▶ [Given problem]: Extract every line that contains the string "okresu".
┄┄┄┄┄┄
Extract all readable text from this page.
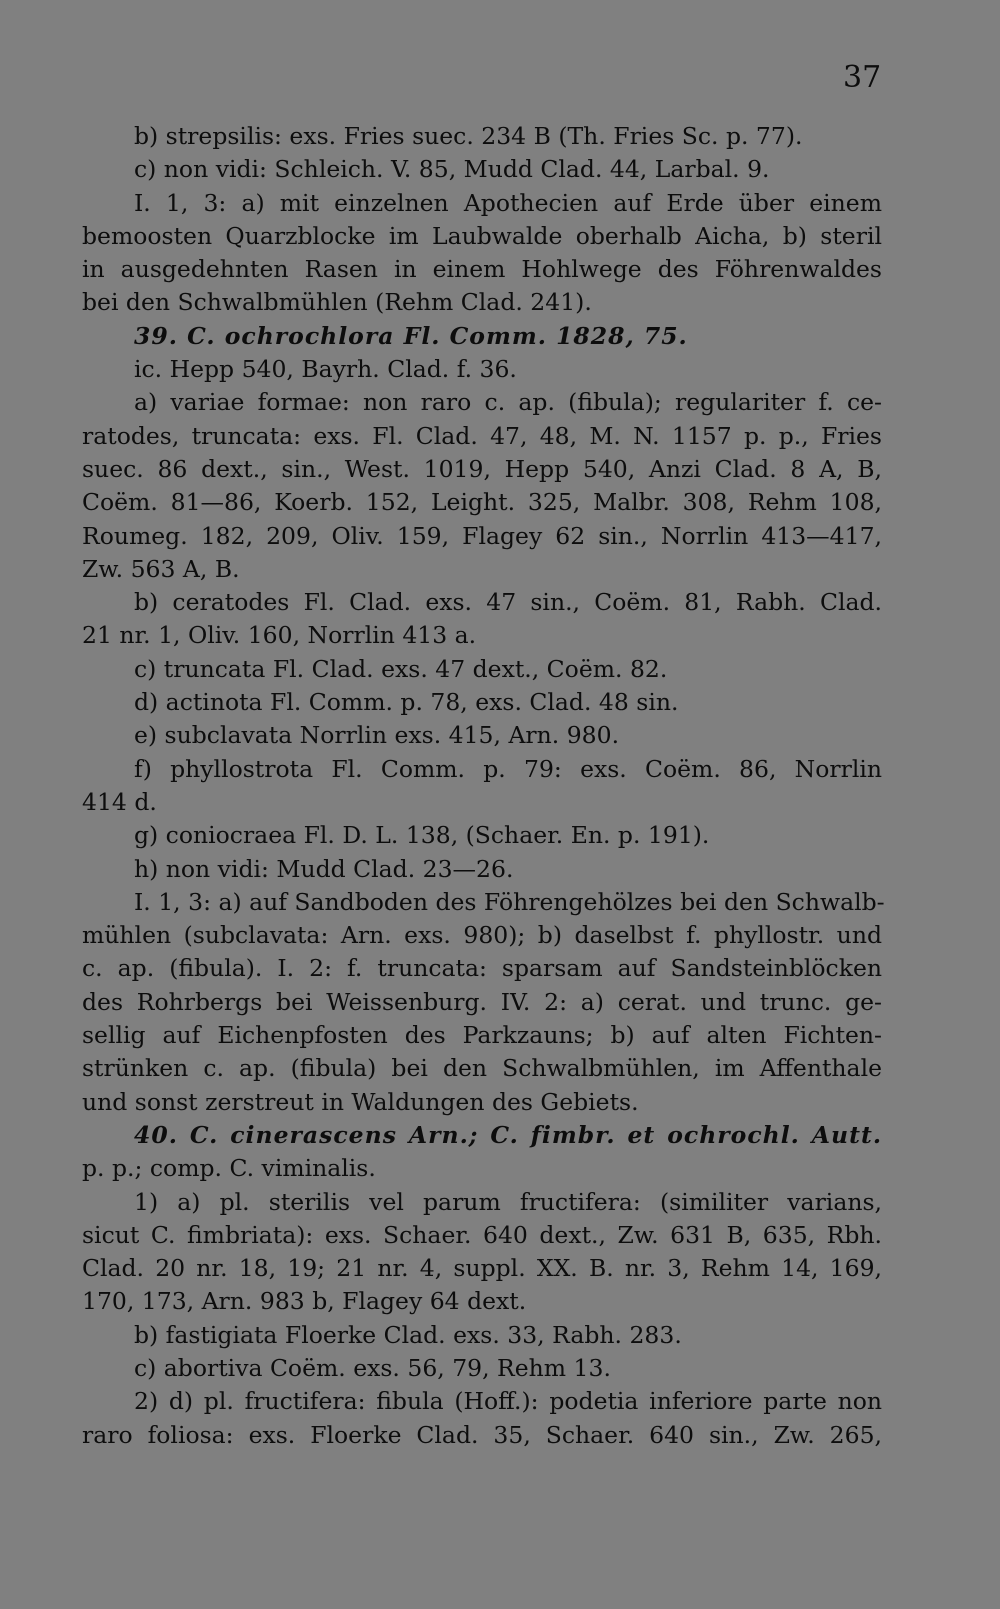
37
b) strepsilis: exs. Fries suec. 234 B (Th. Fries Sc. p. 77).
c) non vidi: Schleich. V. 85, Mudd Clad. 44, Larbal. 9.
I. 1, 3: a) mit einzelnen Apothecien auf Erde über einem
bemoosten Quarzblocke im Laubwalde oberhalb Aicha, b) steril
in ausgedehnten Rasen in einem Hohlwege des Föhrenwaldes
bei den Schwalbmühlen (Rehm Clad. 241).
39. C. ochrochlora Fl. Comm. 1828, 75.
ic. Hepp 540, Bayrh. Clad. f. 36.
a) variae formae: non raro c. ap. (fibula); regulariter f. ce-
ratodes, truncata: exs. Fl. Clad. 47, 48, M. N. 1157 p. p., Fries
suec. 86 dext., sin., West. 1019, Hepp 540, Anzi Clad. 8 A, B,
Coëm. 81—86, Koerb. 152, Leight. 325, Malbr. 308, Rehm 108,
Roumeg. 182, 209, Oliv. 159, Flagey 62 sin., Norrlin 413—417,
Zw. 563 A, B.
b) ceratodes Fl. Clad. exs. 47 sin., Coëm. 81, Rabh. Clad.
21 nr. 1, Oliv. 160, Norrlin 413 a.
c) truncata Fl. Clad. exs. 47 dext., Coëm. 82.
d) actinota Fl. Comm. p. 78, exs. Clad. 48 sin.
e) subclavata Norrlin exs. 415, Arn. 980.
f) phyllostrota Fl. Comm. p. 79: exs. Coëm. 86, Norrlin
414 d.
g) coniocraea Fl. D. L. 138, (Schaer. En. p. 191).
h) non vidi: Mudd Clad. 23—26.
I. 1, 3: a) auf Sandboden des Föhrengehölzes bei den Schwalb-
mühlen (subclavata: Arn. exs. 980); b) daselbst f. phyllostr. und
c. ap. (fibula). I. 2: f. truncata: sparsam auf Sandsteinblöcken
des Rohrbergs bei Weissenburg. IV. 2: a) cerat. und trunc. ge-
sellig auf Eichenpfosten des Parkzauns; b) auf alten Fichten-
strünken c. ap. (fibula) bei den Schwalbmühlen, im Affenthale
und sonst zerstreut in Waldungen des Gebiets.
40. C. cinerascens Arn.; C. fimbr. et ochrochl. Autt.
p. p.; comp. C. viminalis.
1) a) pl. sterilis vel parum fructifera: (similiter varians,
sicut C. fimbriata): exs. Schaer. 640 dext., Zw. 631 B, 635, Rbh.
Clad. 20 nr. 18, 19; 21 nr. 4, suppl. XX. B. nr. 3, Rehm 14, 169,
170, 173, Arn. 983 b, Flagey 64 dext.
b) fastigiata Floerke Clad. exs. 33, Rabh. 283.
c) abortiva Coëm. exs. 56, 79, Rehm 13.
2) d) pl. fructifera: fibula (Hoff.): podetia inferiore parte non
raro foliosa: exs. Floerke Clad. 35, Schaer. 640 sin., Zw. 265,
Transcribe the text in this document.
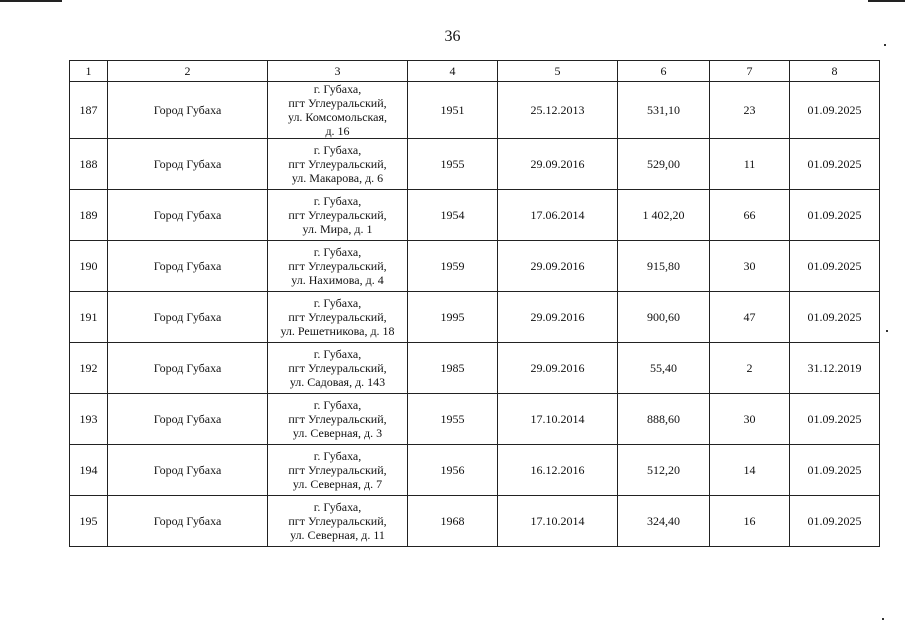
36
1	2	3	4	5	6	7	8
187	Город Губаха	г. Губаха,
пгт Углеуральский,
ул. Комсомольская,
д. 16	1951	25.12.2013	531,10	23	01.09.2025
188	Город Губаха	г. Губаха,
пгт Углеуральский,
ул. Макарова, д. 6	1955	29.09.2016	529,00	11	01.09.2025
189	Город Губаха	г. Губаха,
пгт Углеуральский,
ул. Мира, д. 1	1954	17.06.2014	1 402,20	66	01.09.2025
190	Город Губаха	г. Губаха,
пгт Углеуральский,
ул. Нахимова, д. 4	1959	29.09.2016	915,80	30	01.09.2025
191	Город Губаха	г. Губаха,
пгт Углеуральский,
ул. Решетникова, д. 18	1995	29.09.2016	900,60	47	01.09.2025
192	Город Губаха	г. Губаха,
пгт Углеуральский,
ул. Садовая, д. 143	1985	29.09.2016	55,40	2	31.12.2019
193	Город Губаха	г. Губаха,
пгт Углеуральский,
ул. Северная, д. 3	1955	17.10.2014	888,60	30	01.09.2025
194	Город Губаха	г. Губаха,
пгт Углеуральский,
ул. Северная, д. 7	1956	16.12.2016	512,20	14	01.09.2025
195	Город Губаха	г. Губаха,
пгт Углеуральский,
ул. Северная, д. 11	1968	17.10.2014	324,40	16	01.09.2025
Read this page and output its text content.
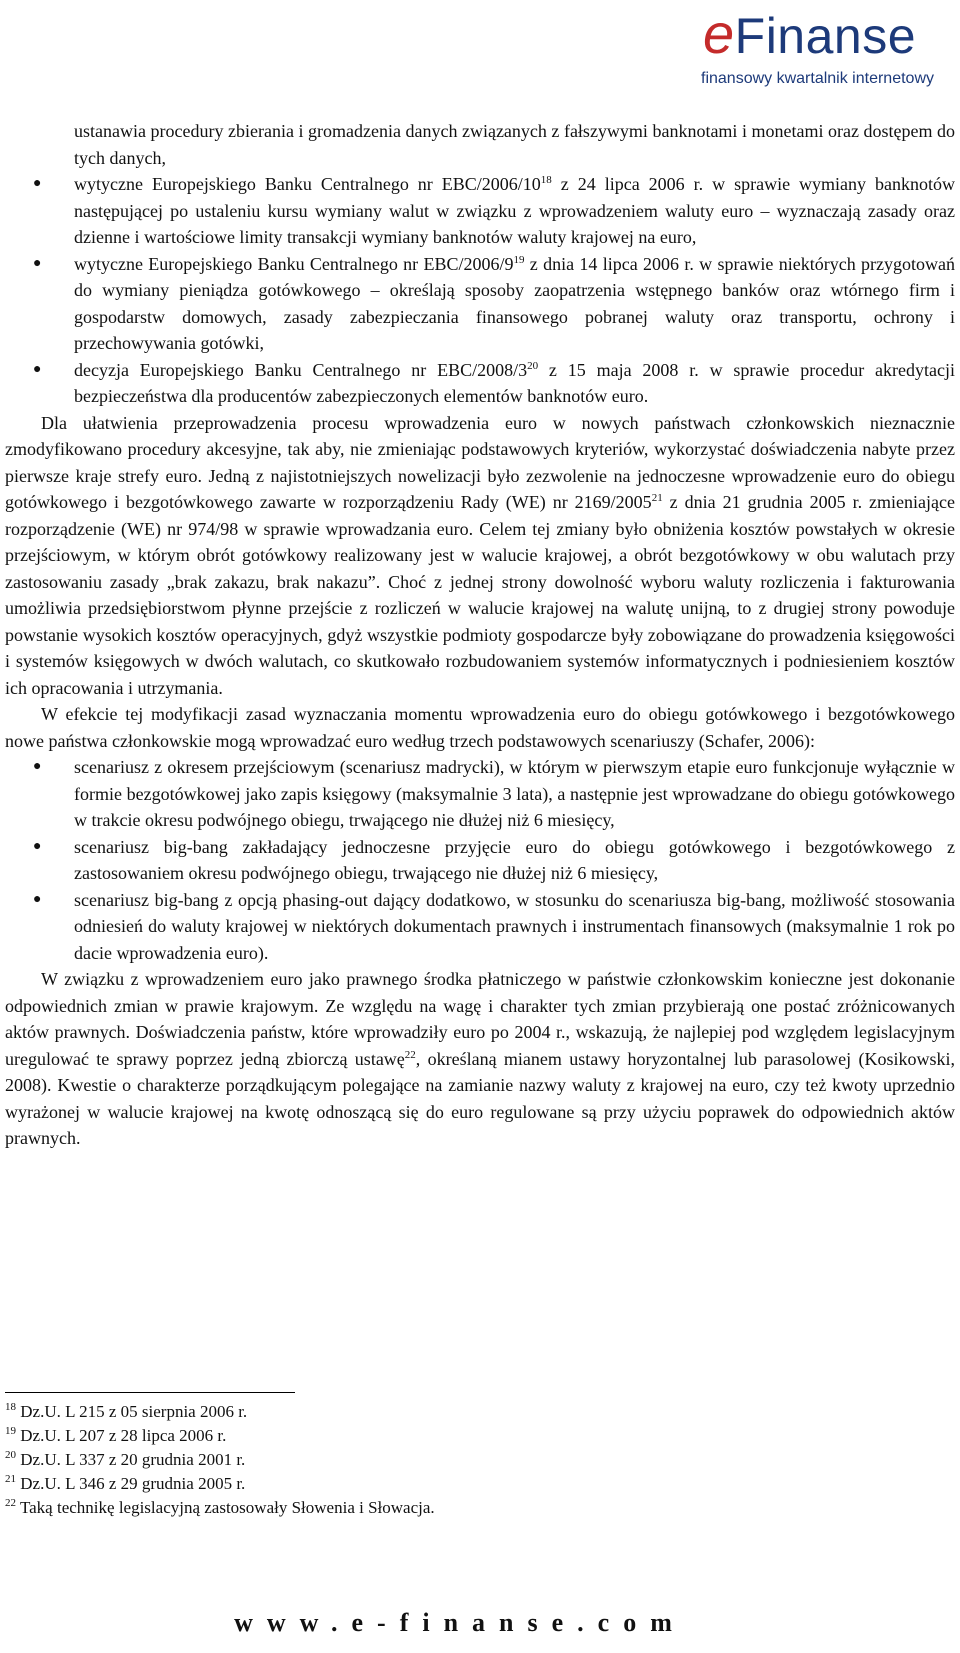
eFinanse
finansowy kwartalnik internetowy

ustanawia procedury zbierania i gromadzenia danych związanych z fałszywymi banknotami i monetami oraz dostępem do tych danych,

● wytyczne Europejskiego Banku Centralnego nr EBC/$2006/10^{18}$ z 24 lipca 2006 r. w sprawie wymiany banknotów następującej po ustaleniu kursu wymiany walut w związku z wprowadzeniem waluty euro – wyznaczają zasady oraz dzienne i wartościowe limity transakcji wymiany banknotów waluty krajowej na euro,

● wytyczne Europejskiego Banku Centralnego nr EBC/$2006/9^{19}$ z dnia 14 lipca 2006 r. w sprawie niektórych przygotowań do wymiany pieniądza gotówkowego – określają sposoby zaopatrzenia wstępnego banków oraz wtórnego firm i gospodarstw domowych, zasady zabezpieczania finansowego pobranej waluty oraz transportu, ochrony i przechowywania gotówki,

● decyzja Europejskiego Banku Centralnego nr EBC/$2008/3^{20}$ z 15 maja 2008 r. w sprawie procedur akredytacji bezpieczeństwa dla producentów zabezpieczonych elementów banknotów euro.

Dla ułatwienia przeprowadzenia procesu wprowadzenia euro w nowych państwach członkowskich nieznacznie zmodyfikowano procedury akcesyjne, tak aby, nie zmieniając podstawowych kryteriów, wykorzystać doświadczenia nabyte przez pierwsze kraje strefy euro. Jedną z najistotniejszych nowelizacji było zezwolenie na jednoczesne wprowadzenie euro do obiegu gotówkowego i bezgotówkowego zawarte w rozporządzeniu Rady (WE) nr 2169/2005$^{21}$ z dnia 21 grudnia 2005 r. zmieniające rozporządzenie (WE) nr 974/98 w sprawie wprowadzania euro. Celem tej zmiany było obniżenia kosztów powstałych w okresie przejściowym, w którym obrót gotówkowy realizowany jest w walucie krajowej, a obrót bezgotówkowy w obu walutach przy zastosowaniu zasady „brak zakazu, brak nakazu”. Choć z jednej strony dowolność wyboru waluty rozliczenia i fakturowania umożliwia przedsiębiorstwom płynne przejście z rozliczeń w walucie krajowej na walutę unijną, to z drugiej strony powoduje powstanie wysokich kosztów operacyjnych, gdyż wszystkie podmioty gospodarcze były zobowiązane do prowadzenia księgowości i systemów księgowych w dwóch walutach, co skutkowało rozbudowaniem systemów informatycznych i podniesieniem kosztów ich opracowania i utrzymania.

W efekcie tej modyfikacji zasad wyznaczania momentu wprowadzenia euro do obiegu gotówkowego i bezgotówkowego nowe państwa członkowskie mogą wprowadzać euro według trzech podstawowych scenariuszy (Schafer, 2006):

● scenariusz z okresem przejściowym (scenariusz madrycki), w którym w pierwszym etapie euro funkcjonuje wyłącznie w formie bezgotówkowej jako zapis księgowy (maksymalnie 3 lata), a następnie jest wprowadzane do obiegu gotówkowego w trakcie okresu podwójnego obiegu, trwającego nie dłużej niż 6 miesięcy,

● scenariusz big-bang zakładający jednoczesne przyjęcie euro do obiegu gotówkowego i bezgotówkowego z zastosowaniem okresu podwójnego obiegu, trwającego nie dłużej niż 6 miesięcy,

● scenariusz big-bang z opcją phasing-out dający dodatkowo, w stosunku do scenariusza big-bang, możliwość stosowania odniesień do waluty krajowej w niektórych dokumentach prawnych i instrumentach finansowych (maksymalnie 1 rok po dacie wprowadzenia euro).

W związku z wprowadzeniem euro jako prawnego środka płatniczego w państwie członkowskim konieczne jest dokonanie odpowiednich zmian w prawie krajowym. Ze względu na wagę i charakter tych zmian przybierają one postać zróżnicowanych aktów prawnych. Doświadczenia państw, które wprowadziły euro po 2004 r., wskazują, że najlepiej pod względem legislacyjnym uregulować te sprawy poprzez jedną zbiorczą ustawę$^{22}$, określaną mianem ustawy horyzontalnej lub parasolowej (Kosikowski, 2008). Kwestie o charakterze porządkującym polegające na zamianie nazwy waluty z krajowej na euro, czy też kwoty uprzednio wyrażonej w walucie krajowej na kwotę odnoszącą się do euro regulowane są przy użyciu poprawek do odpowiednich aktów prawnych.

$^{18}$ Dz.U. L 215 z 05 sierpnia 2006 r.

$^{19}$ Dz.U. L 207 z 28 lipca 2006 r.

$^{20}$ Dz.U. L 337 z 20 grudnia 2001 r.

$^{21}$ Dz.U. L 346 z 29 grudnia 2005 r.

$^{22}$ Taką technikę legislacyjną zastosowały Słowenia i Słowacja.

www.e-finanse.com
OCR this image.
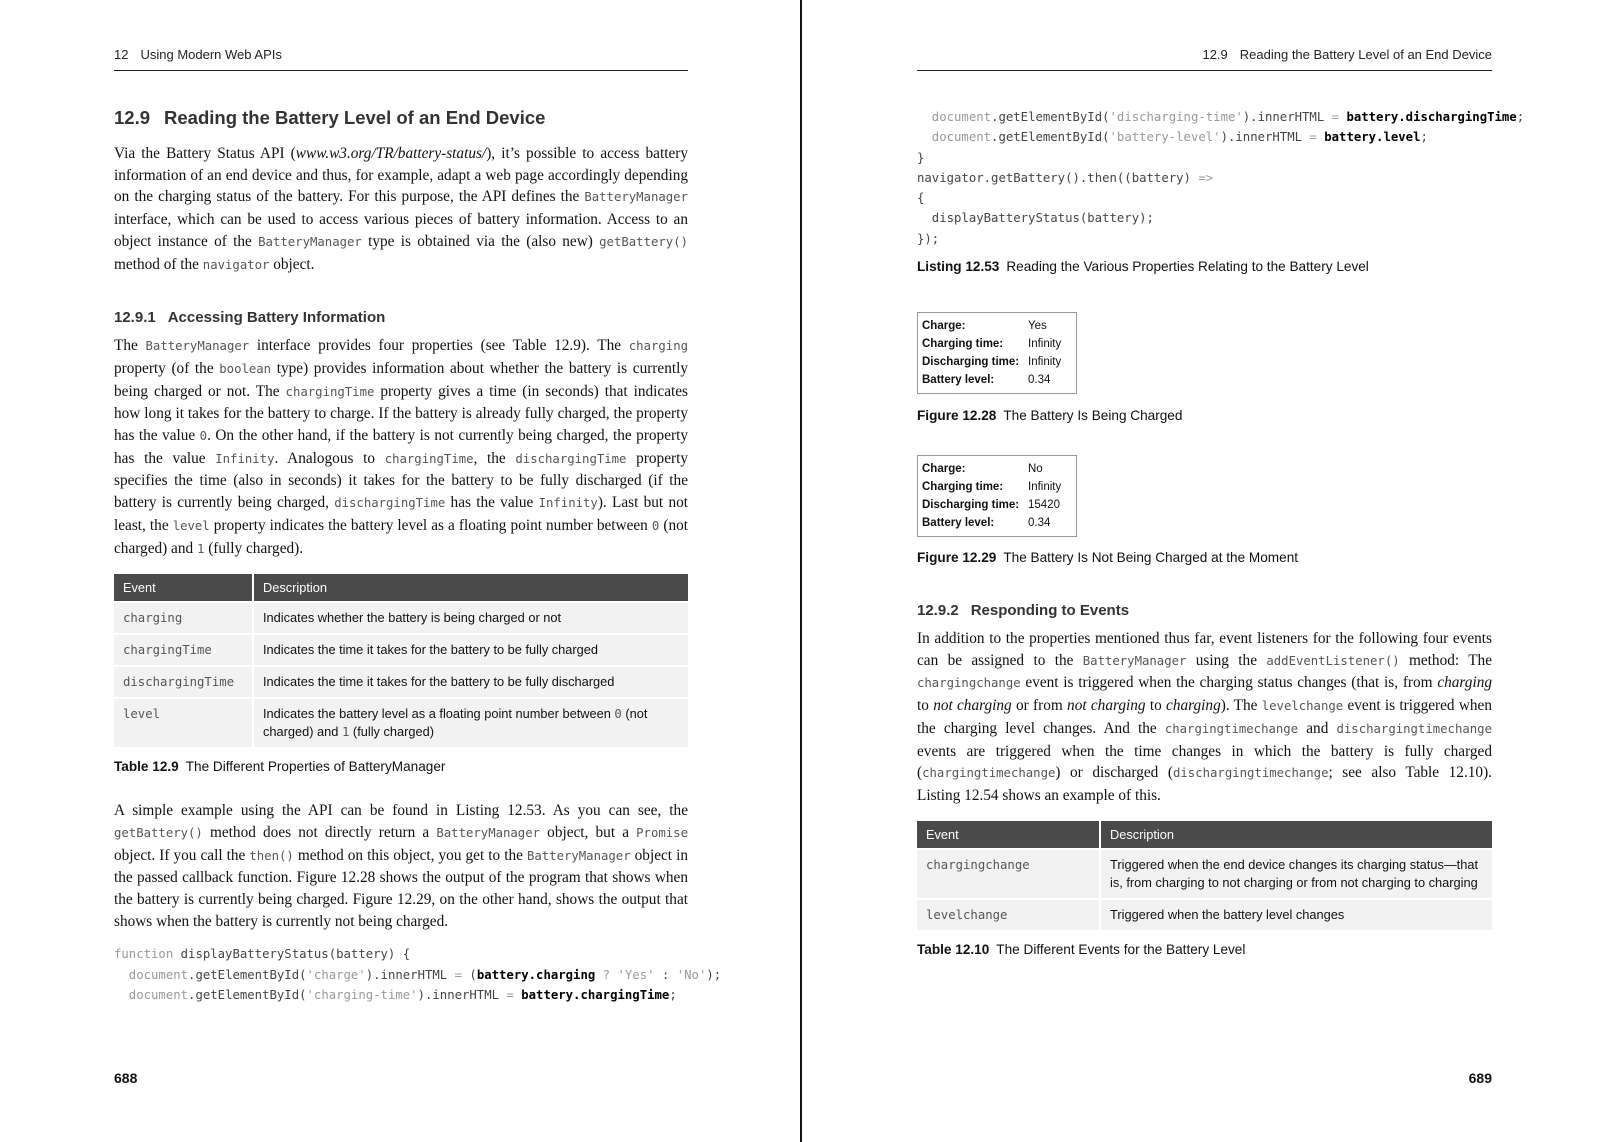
12 Using Modern Web APIs
12.9 Reading the Battery Level of an End Device

Via the Battery Status API (www.w3.org/TR/battery-status/), it’s possible to access battery information of an end device and thus, for example, adapt a web page accordingly depending on the charging status of the battery. For this purpose, the API defines the BatteryManager interface, which can be used to access various pieces of battery information. Access to an object instance of the BatteryManager type is obtained via the (also new) getBattery() method of the navigator object.

12.9.1 Accessing Battery Information

The BatteryManager interface provides four properties (see Table 12.9). The charging property (of the boolean type) provides information about whether the battery is currently being charged or not. The chargingTime property gives a time (in seconds) that indicates how long it takes for the battery to charge. If the battery is already fully charged, the property has the value 0. On the other hand, if the battery is not currently being charged, the property has the value Infinity. Analogous to chargingTime, the dischargingTime property specifies the time (also in seconds) it takes for the battery to be fully discharged (if the battery is currently being charged, dischargingTime has the value Infinity). Last but not least, the level property indicates the battery level as a floating point number between 0 (not charged) and 1 (fully charged).

Event	Description
charging	Indicates whether the battery is being charged or not
chargingTime	Indicates the time it takes for the battery to be fully charged
dischargingTime	Indicates the time it takes for the battery to be fully discharged
level	Indicates the battery level as a floating point number between 0 (not charged) and 1 (fully charged)
Table 12.9 The Different Properties of BatteryManager

A simple example using the API can be found in Listing 12.53. As you can see, the getBattery() method does not directly return a BatteryManager object, but a Promise object. If you call the then() method on this object, you get to the BatteryManager object in the passed callback function. Figure 12.28 shows the output of the program that shows when the battery is currently being charged. Figure 12.29, on the other hand, shows the output that shows when the battery is currently not being charged.

function displayBatteryStatus(battery) {
document.getElementById('charge').innerHTML = (battery.charging ? 'Yes' : 'No');
document.getElementById('charging-time').innerHTML = battery.chargingTime;
688
12.9 Reading the Battery Level of an End Device
document.getElementById('discharging-time').innerHTML = battery.dischargingTime;
document.getElementById('battery-level').innerHTML = battery.level;
}
navigator.getBattery().then((battery) =>
{
displayBatteryStatus(battery);
});
Listing 12.53 Reading the Various Properties Relating to the Battery Level
Charge:	Yes
Charging time:	Infinity
Discharging time: Infinity
Battery level:	0.34
Figure 12.28 The Battery Is Being Charged
Charge:	No
Charging time:	Infinity
Discharging time: 15420
Battery level:	0.34
Figure 12.29 The Battery Is Not Being Charged at the Moment
12.9.2 Responding to Events

In addition to the properties mentioned thus far, event listeners for the following four events can be assigned to the BatteryManager using the addEventListener() method: The chargingchange event is triggered when the charging status changes (that is, from charging to not charging or from not charging to charging). The levelchange event is triggered when the charging level changes. And the chargingtimechange and dischargingtimechange events are triggered when the time changes in which the battery is fully charged (chargingtimechange) or discharged (dischargingtimechange; see also Table 12.10). Listing 12.54 shows an example of this.

Event	Description
chargingchange	Triggered when the end device changes its charging status—that is, from charging to not charging or from not charging to charging
levelchange	Triggered when the battery level changes
Table 12.10 The Different Events for the Battery Level
689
┄┄┄┄┄┄
▶ [Response to the exercise]:
● scenariusz z okresem przejściowym (scenariusz madrycki), w którym w pierwszym etapie euro funkcjonuje wyłącznie w formie bezgotówkowej jako zapis księgowy (maksymalnie 3 lata), a następnie jest wprowadzane do obiegu gotówkowego w trakcie okresu podwójnego obiegu, trwającego nie dłużej niż 6 miesięcy,
● scenariusz big-bang zakładający jednoczesne przyjęcie euro do obiegu gotówkowego i bezgotówkowego z zastosowaniem okresu podwójnego obiegu, trwającego nie dłużej niż 6 miesięcy,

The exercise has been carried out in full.